Exercise brief = Where a line of the material contains the string "Client", copy that line.

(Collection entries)
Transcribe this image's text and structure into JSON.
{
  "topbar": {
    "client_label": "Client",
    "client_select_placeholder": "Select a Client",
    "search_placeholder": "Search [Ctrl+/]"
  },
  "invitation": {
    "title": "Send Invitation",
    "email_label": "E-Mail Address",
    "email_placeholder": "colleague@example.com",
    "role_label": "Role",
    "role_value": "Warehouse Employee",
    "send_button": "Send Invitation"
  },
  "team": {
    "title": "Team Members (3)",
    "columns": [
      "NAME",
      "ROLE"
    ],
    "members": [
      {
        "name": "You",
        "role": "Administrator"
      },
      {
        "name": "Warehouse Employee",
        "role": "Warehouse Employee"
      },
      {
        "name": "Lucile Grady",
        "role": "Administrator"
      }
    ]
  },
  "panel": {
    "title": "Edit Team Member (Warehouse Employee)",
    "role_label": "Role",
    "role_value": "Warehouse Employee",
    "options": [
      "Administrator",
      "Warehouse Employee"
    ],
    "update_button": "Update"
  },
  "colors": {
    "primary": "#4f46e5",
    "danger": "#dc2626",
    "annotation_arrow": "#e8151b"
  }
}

Correct output =
    "client_label": "Client",
    "client_select_placeholder": "Select a Client",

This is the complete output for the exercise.